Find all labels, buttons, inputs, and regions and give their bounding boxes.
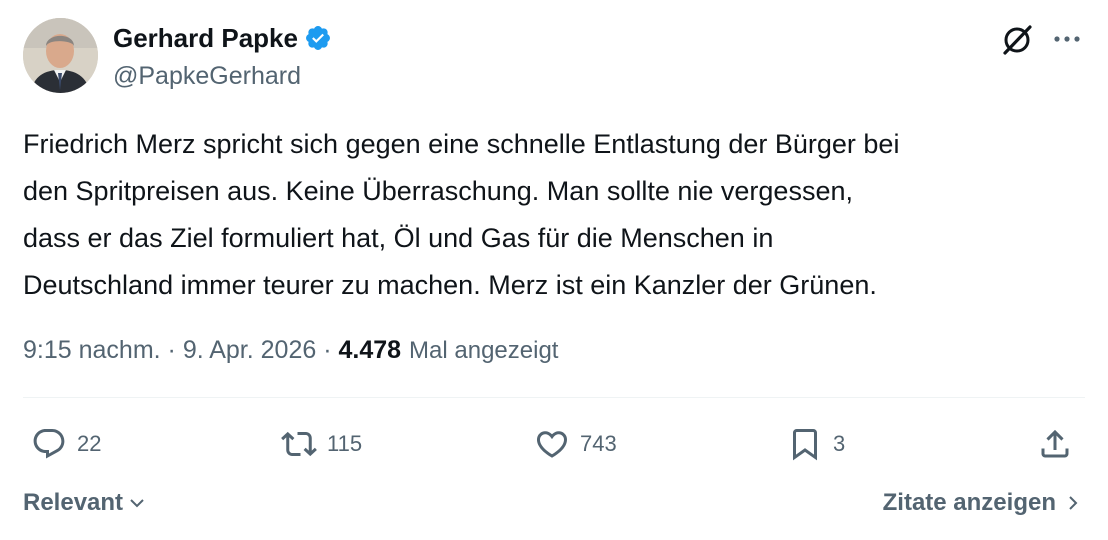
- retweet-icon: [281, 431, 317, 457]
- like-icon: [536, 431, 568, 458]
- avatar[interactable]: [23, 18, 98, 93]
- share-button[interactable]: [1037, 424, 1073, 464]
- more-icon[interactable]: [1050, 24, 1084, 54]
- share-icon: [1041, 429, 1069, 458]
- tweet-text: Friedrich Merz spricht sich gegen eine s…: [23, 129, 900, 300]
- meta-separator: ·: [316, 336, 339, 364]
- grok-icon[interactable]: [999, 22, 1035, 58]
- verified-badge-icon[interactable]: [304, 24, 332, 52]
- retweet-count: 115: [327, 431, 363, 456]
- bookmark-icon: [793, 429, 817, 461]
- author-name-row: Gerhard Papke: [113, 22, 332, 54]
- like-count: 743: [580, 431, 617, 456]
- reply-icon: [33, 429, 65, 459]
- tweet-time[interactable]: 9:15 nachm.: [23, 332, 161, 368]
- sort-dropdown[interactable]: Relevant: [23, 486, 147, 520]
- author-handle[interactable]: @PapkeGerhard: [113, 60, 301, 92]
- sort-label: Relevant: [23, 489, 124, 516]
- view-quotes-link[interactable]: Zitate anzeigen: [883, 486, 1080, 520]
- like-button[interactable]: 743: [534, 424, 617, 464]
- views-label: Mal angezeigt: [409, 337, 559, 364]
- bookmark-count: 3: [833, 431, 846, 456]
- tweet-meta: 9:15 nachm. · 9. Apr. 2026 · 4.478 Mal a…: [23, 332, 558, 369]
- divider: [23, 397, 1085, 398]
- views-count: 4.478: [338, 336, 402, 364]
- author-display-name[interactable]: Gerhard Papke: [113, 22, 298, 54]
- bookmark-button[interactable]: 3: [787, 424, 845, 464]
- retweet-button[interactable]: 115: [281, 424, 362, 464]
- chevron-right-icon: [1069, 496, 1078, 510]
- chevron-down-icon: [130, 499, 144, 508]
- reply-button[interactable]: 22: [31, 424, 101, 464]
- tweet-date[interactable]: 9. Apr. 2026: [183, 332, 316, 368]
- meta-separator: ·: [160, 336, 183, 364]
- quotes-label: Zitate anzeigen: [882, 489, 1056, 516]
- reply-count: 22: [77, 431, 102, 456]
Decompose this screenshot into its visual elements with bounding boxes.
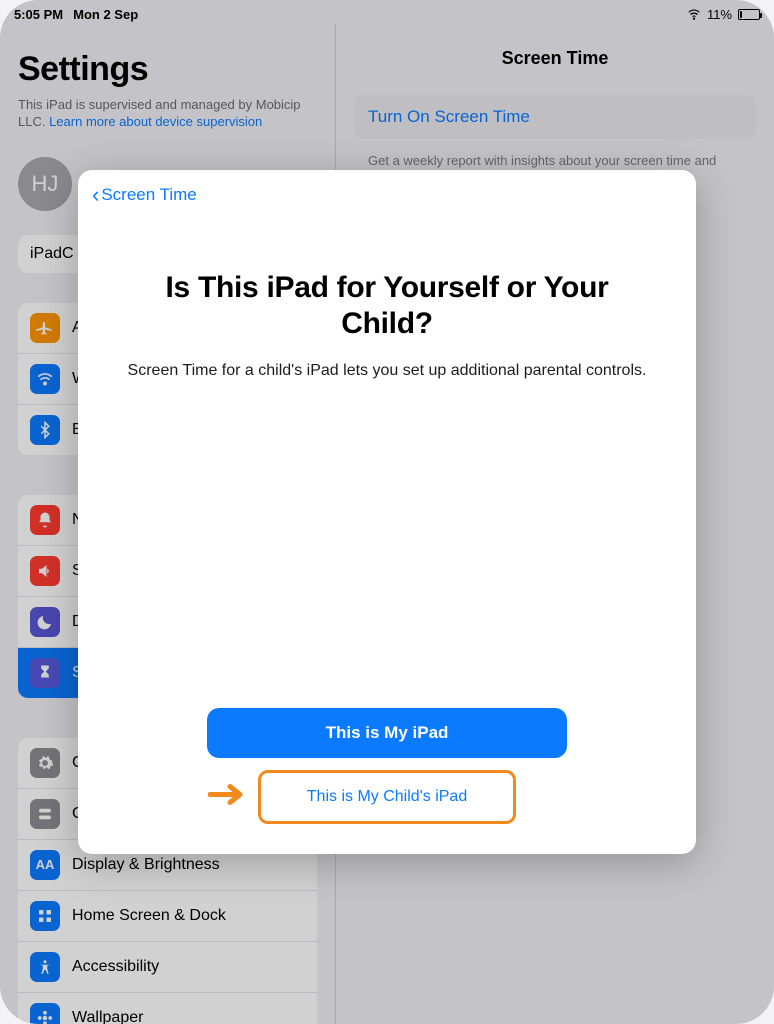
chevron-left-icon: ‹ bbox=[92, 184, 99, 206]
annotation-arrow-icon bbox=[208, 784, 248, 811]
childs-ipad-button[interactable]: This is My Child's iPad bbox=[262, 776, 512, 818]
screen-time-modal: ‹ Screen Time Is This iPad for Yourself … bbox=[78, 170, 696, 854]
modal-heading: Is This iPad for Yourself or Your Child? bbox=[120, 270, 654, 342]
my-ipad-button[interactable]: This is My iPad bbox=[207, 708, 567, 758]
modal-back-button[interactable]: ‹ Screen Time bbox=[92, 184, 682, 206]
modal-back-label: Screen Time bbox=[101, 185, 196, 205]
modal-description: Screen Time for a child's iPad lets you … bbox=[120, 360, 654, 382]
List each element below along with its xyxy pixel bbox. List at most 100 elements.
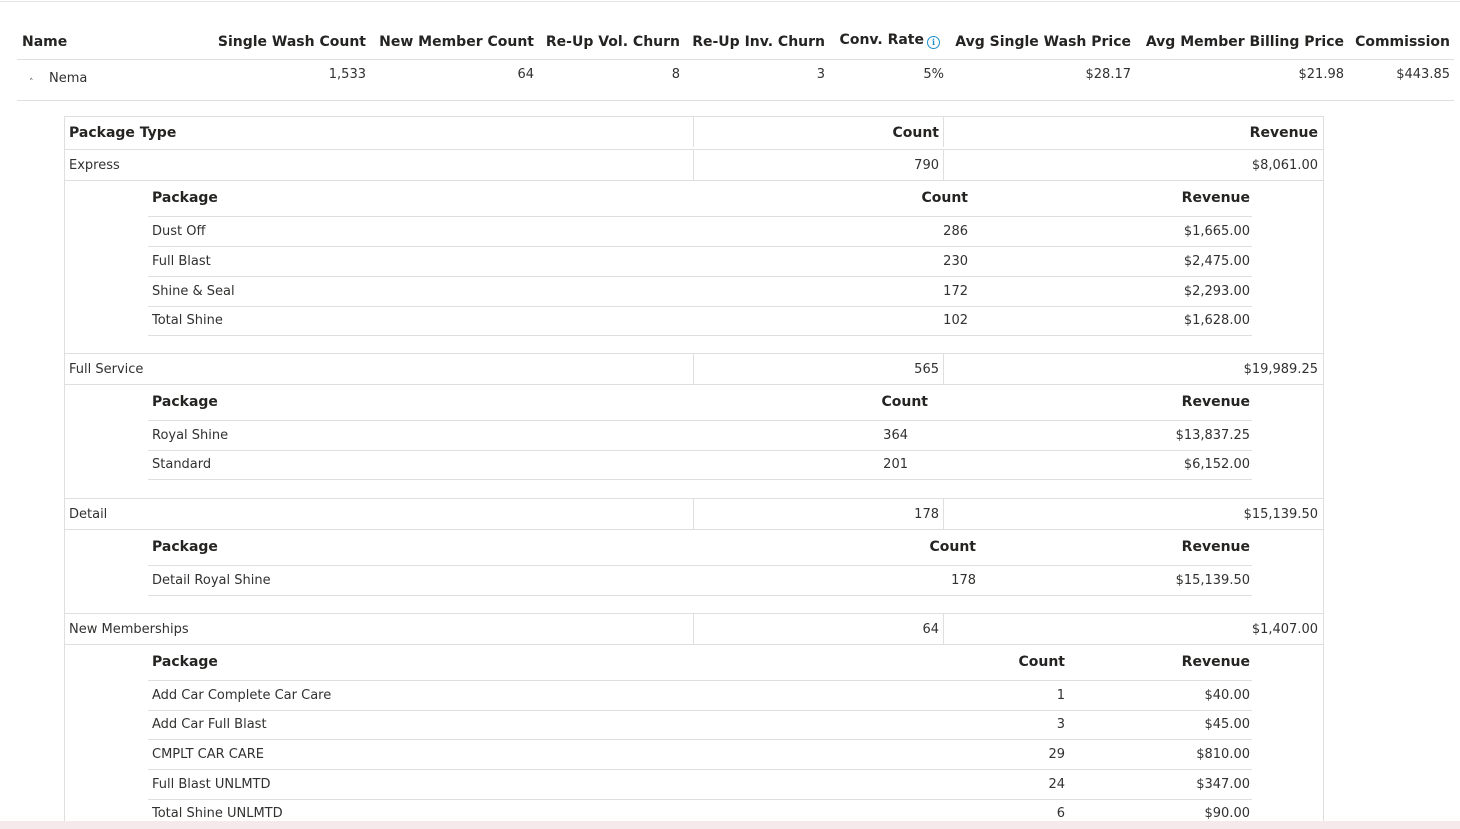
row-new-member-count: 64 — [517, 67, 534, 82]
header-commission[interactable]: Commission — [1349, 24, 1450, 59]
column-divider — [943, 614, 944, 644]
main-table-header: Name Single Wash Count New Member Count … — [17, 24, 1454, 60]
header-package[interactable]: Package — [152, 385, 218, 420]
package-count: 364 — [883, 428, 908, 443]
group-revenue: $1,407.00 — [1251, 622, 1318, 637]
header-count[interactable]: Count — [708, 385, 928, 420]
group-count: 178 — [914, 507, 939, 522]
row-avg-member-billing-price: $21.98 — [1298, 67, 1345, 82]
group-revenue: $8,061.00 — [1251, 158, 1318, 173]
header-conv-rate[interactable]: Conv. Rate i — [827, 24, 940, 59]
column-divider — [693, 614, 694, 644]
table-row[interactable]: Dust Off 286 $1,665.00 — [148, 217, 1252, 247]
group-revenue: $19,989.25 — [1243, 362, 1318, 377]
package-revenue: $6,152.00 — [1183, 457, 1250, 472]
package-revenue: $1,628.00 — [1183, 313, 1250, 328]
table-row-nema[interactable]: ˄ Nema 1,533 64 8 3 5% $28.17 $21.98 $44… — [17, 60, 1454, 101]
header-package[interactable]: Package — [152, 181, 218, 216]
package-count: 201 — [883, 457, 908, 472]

##############################

Reproduce every line of the listing above without changes, leaving out the pictures.

Find all labels, buttons, inputs, and regions and give their bounding boxes.
- retweet-icon: [281, 431, 317, 457]
- like-icon: [536, 431, 568, 458]
- avatar[interactable]: [23, 18, 98, 93]
- share-button[interactable]: [1037, 424, 1073, 464]
- more-icon[interactable]: [1050, 24, 1084, 54]
- share-icon: [1041, 429, 1069, 458]
- tweet-text: Friedrich Merz spricht sich gegen eine s…: [23, 129, 900, 300]
- meta-separator: ·: [316, 336, 339, 364]
- grok-icon[interactable]: [999, 22, 1035, 58]
- verified-badge-icon[interactable]: [304, 24, 332, 52]
- retweet-count: 115: [327, 431, 363, 456]
- bookmark-icon: [793, 429, 817, 461]
- author-name-row: Gerhard Papke: [113, 22, 332, 54]
- like-count: 743: [580, 431, 617, 456]
- reply-icon: [33, 429, 65, 459]
- tweet-time[interactable]: 9:15 nachm.: [23, 332, 161, 368]
- sort-dropdown[interactable]: Relevant: [23, 486, 147, 520]
- author-handle[interactable]: @PapkeGerhard: [113, 60, 301, 92]
- sort-label: Relevant: [23, 489, 124, 516]
- view-quotes-link[interactable]: Zitate anzeigen: [883, 486, 1080, 520]
- like-button[interactable]: 743: [534, 424, 617, 464]
- views-label: Mal angezeigt: [409, 337, 559, 364]
- bookmark-count: 3: [833, 431, 846, 456]
- tweet-meta: 9:15 nachm. · 9. Apr. 2026 · 4.478 Mal a…: [23, 332, 558, 369]
- divider: [23, 397, 1085, 398]
- views-count: 4.478: [338, 336, 402, 364]
- author-display-name[interactable]: Gerhard Papke: [113, 22, 298, 54]
- bookmark-button[interactable]: 3: [787, 424, 845, 464]
- retweet-button[interactable]: 115: [281, 424, 362, 464]
- chevron-right-icon: [1069, 496, 1078, 510]
- chevron-down-icon: [130, 499, 144, 508]
- reply-button[interactable]: 22: [31, 424, 101, 464]
- tweet-date[interactable]: 9. Apr. 2026: [183, 332, 316, 368]
- meta-separator: ·: [160, 336, 183, 364]
- quotes-label: Zitate anzeigen: [882, 489, 1056, 516]
- reply-count: 22: [77, 431, 102, 456]
Decompose this screenshot into its visual elements with bounding boxes.
chevron-left-icon: ‹ bbox=[92, 184, 99, 206]
annotation-arrow-icon bbox=[208, 784, 248, 811]
childs-ipad-button[interactable]: This is My Child's iPad bbox=[262, 776, 512, 818]
screen-time-modal: ‹ Screen Time Is This iPad for Yourself … bbox=[78, 170, 696, 854]
modal-heading: Is This iPad for Yourself or Your Child? bbox=[120, 270, 654, 342]
my-ipad-button[interactable]: This is My iPad bbox=[207, 708, 567, 758]
modal-back-button[interactable]: ‹ Screen Time bbox=[92, 184, 682, 206]
modal-back-label: Screen Time bbox=[101, 185, 196, 205]
modal-description: Screen Time for a child's iPad lets you … bbox=[120, 360, 654, 382]
List each element below along with its xyxy pixel bbox. List at most 100 elements.
row-new-member-count: 64 — [517, 67, 534, 82]
header-commission[interactable]: Commission — [1349, 24, 1450, 59]
column-divider — [943, 614, 944, 644]
main-table-header: Name Single Wash Count New Member Count … — [17, 24, 1454, 60]
header-package[interactable]: Package — [152, 385, 218, 420]
package-count: 364 — [883, 428, 908, 443]
group-revenue: $1,407.00 — [1251, 622, 1318, 637]
header-count[interactable]: Count — [708, 385, 928, 420]
group-count: 178 — [914, 507, 939, 522]
row-avg-member-billing-price: $21.98 — [1298, 67, 1345, 82]
group-revenue: $8,061.00 — [1251, 158, 1318, 173]
header-conv-rate[interactable]: Conv. Rate i — [827, 24, 940, 59]
column-divider — [693, 614, 694, 644]
table-row[interactable]: Dust Off 286 $1,665.00 — [148, 217, 1252, 247]
group-revenue: $19,989.25 — [1243, 362, 1318, 377]
package-revenue: $6,152.00 — [1183, 457, 1250, 472]
package-revenue: $1,628.00 — [1183, 313, 1250, 328]
table-row-nema[interactable]: ˄ Nema 1,533 64 8 3 5% $28.17 $21.98 $44… — [17, 60, 1454, 101]
header-package[interactable]: Package — [152, 181, 218, 216]
package-count: 201 — [883, 457, 908, 472]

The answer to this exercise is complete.